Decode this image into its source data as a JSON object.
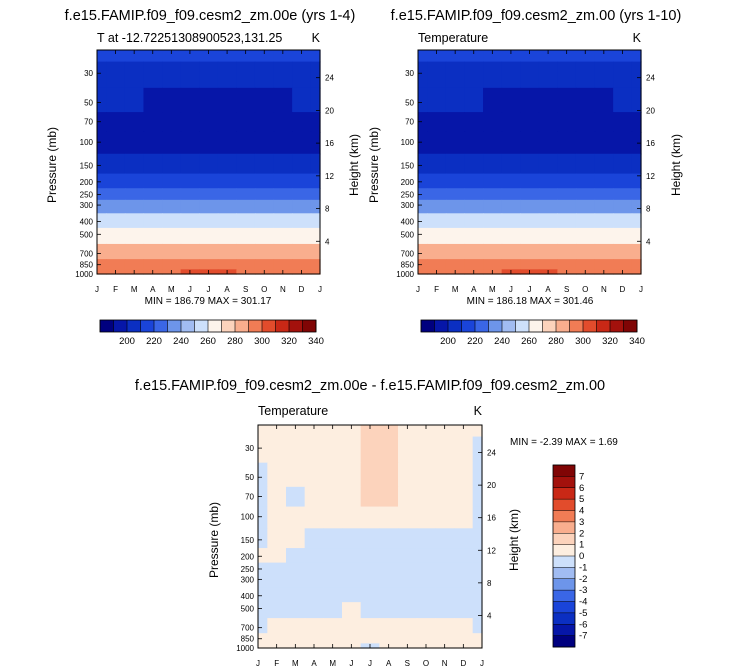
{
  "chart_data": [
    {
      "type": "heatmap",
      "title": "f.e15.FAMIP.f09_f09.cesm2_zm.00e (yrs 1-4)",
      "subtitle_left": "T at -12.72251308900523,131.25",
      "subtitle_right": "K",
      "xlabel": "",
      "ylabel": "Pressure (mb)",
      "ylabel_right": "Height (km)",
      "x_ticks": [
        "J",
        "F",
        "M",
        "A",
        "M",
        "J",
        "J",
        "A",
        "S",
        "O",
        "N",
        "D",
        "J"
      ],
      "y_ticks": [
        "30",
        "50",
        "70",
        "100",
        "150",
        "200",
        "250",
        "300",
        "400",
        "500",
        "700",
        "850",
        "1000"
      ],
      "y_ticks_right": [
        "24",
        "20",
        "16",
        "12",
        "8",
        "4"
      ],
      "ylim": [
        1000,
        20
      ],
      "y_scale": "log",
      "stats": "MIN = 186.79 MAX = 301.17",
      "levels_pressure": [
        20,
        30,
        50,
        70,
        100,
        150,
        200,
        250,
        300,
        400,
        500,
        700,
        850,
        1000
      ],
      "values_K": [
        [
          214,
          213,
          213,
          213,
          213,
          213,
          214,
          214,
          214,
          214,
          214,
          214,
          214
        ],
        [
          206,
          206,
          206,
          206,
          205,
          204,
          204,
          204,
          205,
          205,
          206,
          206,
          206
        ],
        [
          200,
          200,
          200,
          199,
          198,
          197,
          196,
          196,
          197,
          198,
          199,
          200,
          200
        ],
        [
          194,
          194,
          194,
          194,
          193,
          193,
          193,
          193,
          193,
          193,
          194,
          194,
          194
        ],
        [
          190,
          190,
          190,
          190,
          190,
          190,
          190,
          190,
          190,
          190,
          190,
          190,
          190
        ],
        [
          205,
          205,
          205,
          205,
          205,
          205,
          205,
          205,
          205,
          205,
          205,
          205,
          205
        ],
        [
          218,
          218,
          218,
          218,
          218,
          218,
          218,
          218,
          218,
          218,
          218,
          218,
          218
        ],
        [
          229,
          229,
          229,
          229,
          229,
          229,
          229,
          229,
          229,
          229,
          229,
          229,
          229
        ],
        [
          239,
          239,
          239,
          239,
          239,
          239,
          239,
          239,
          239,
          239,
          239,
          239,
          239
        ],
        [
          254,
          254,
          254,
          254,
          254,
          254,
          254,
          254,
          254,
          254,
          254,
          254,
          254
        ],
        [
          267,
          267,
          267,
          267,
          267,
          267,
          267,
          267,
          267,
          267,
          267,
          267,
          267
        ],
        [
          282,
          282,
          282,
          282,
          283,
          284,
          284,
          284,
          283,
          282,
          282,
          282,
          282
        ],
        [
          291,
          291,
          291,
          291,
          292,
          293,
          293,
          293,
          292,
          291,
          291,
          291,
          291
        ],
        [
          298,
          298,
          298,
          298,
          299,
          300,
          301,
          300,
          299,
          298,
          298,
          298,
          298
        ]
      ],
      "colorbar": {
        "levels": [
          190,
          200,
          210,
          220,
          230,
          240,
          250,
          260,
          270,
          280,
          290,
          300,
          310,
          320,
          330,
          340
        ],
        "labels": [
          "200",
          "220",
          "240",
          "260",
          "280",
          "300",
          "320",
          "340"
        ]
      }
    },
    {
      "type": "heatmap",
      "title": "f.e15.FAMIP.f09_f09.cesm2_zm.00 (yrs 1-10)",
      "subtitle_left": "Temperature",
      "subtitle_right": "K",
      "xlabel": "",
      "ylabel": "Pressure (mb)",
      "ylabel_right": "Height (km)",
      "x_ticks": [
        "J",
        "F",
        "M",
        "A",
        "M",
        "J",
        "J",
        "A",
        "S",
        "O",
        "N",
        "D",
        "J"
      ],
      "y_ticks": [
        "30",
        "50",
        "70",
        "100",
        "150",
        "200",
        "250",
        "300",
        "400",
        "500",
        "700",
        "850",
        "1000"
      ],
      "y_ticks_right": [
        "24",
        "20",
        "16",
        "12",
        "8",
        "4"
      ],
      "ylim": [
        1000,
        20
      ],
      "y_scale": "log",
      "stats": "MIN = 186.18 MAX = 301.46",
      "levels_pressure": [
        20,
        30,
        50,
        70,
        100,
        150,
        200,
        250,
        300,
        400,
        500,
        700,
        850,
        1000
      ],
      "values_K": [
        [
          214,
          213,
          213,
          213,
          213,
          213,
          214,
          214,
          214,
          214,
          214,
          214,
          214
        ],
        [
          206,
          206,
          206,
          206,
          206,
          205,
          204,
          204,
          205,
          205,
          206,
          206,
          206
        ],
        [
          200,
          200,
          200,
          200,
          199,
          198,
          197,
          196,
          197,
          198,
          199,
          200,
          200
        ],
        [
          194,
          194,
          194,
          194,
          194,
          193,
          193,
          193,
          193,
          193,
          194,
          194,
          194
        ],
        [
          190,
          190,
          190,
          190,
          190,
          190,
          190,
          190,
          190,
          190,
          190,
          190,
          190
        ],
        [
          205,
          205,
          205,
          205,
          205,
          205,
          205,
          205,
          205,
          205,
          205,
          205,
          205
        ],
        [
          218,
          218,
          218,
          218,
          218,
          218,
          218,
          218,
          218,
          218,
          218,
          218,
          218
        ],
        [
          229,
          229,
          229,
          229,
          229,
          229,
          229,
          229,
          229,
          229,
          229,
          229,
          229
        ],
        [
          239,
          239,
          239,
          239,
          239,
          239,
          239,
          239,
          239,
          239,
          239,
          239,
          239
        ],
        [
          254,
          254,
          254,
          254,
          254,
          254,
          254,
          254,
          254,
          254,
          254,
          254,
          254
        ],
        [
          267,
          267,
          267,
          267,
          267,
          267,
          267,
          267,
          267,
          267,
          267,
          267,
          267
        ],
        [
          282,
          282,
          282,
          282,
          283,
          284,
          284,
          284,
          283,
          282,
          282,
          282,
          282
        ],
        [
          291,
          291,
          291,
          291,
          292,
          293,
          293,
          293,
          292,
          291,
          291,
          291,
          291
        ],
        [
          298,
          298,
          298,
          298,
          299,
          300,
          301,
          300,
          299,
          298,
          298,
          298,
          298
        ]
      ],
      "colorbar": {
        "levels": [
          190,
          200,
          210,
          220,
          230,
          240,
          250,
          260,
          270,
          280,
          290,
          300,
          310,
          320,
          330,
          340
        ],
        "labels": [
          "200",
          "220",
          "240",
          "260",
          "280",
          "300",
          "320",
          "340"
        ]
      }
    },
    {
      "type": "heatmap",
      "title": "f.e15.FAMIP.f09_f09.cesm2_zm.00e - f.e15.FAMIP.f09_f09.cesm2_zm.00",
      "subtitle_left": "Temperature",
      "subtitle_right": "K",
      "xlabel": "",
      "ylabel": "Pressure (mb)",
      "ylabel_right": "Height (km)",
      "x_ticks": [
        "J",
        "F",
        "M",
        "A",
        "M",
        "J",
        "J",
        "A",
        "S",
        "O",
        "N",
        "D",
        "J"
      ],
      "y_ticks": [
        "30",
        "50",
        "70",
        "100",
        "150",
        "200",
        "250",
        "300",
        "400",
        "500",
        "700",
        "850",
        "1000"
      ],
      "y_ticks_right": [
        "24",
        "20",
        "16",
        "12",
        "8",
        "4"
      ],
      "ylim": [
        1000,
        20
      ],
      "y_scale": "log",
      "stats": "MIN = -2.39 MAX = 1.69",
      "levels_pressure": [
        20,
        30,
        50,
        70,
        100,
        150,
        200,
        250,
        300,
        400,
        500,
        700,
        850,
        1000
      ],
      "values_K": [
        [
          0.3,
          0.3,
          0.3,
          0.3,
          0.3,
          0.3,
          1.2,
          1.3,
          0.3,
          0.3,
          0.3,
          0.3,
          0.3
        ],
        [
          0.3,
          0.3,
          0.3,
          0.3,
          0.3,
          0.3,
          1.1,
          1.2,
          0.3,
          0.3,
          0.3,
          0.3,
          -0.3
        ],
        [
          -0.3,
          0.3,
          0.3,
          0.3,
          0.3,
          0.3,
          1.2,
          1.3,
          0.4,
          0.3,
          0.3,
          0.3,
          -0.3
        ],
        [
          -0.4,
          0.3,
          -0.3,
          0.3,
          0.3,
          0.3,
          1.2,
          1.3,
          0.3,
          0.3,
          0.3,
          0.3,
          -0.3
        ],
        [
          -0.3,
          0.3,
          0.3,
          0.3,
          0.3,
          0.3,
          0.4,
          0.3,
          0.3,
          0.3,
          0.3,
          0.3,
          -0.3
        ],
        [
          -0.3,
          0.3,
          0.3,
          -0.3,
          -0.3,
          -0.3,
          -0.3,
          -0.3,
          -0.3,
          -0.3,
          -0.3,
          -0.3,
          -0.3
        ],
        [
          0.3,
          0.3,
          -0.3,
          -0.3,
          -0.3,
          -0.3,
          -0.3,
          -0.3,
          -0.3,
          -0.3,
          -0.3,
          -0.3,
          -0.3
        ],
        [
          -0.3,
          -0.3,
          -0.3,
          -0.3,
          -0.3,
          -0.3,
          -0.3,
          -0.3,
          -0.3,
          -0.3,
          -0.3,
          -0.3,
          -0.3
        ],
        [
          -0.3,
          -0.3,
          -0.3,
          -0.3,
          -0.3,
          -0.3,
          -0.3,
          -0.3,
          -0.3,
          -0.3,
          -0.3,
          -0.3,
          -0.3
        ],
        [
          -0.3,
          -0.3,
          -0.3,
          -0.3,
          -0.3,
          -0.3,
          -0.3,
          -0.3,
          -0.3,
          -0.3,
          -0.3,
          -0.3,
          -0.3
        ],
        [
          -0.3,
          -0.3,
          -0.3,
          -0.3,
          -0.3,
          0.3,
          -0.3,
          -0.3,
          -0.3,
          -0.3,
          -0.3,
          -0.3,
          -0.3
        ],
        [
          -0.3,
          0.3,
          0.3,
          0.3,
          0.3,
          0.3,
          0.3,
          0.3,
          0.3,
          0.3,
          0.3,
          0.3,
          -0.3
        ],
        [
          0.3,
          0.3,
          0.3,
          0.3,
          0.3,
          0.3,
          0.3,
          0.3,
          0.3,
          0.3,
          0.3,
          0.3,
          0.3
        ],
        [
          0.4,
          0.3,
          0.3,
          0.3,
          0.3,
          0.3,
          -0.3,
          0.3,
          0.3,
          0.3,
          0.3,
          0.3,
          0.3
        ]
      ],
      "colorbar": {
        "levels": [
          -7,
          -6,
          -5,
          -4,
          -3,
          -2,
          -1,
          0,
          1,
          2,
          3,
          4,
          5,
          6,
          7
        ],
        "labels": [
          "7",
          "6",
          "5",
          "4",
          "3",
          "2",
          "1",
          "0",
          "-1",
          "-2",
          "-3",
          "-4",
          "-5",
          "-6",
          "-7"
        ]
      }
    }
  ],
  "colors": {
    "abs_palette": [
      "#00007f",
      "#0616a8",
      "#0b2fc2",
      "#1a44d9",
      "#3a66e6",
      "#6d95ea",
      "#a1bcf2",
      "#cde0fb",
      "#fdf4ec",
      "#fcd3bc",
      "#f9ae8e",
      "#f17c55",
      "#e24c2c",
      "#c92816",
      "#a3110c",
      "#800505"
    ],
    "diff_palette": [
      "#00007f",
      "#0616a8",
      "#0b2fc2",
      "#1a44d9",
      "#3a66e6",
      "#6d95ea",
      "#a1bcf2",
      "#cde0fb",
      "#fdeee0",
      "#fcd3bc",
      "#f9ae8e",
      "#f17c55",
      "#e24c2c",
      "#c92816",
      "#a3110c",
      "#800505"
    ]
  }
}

...

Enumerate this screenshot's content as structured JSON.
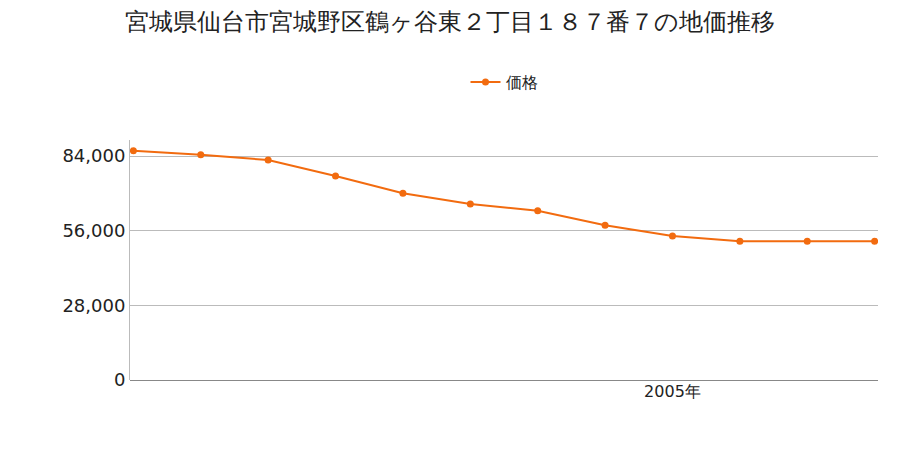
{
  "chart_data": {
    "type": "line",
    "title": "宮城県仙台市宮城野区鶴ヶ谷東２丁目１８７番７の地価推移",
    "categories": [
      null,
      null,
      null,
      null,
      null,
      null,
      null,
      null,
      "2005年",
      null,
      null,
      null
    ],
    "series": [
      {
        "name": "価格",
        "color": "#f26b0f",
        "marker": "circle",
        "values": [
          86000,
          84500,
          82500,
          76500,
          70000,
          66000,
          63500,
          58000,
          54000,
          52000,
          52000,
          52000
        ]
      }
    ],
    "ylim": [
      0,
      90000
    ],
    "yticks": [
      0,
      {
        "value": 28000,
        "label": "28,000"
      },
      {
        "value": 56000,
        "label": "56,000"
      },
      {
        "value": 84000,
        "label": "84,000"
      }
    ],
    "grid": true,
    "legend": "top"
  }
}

> [Exercise aim]: Identify every line holding the word "this" and copy it out.

> [Reply]:
Decode this image into its source data as a JSON object.
Enumerate this screenshot's content as structured JSON.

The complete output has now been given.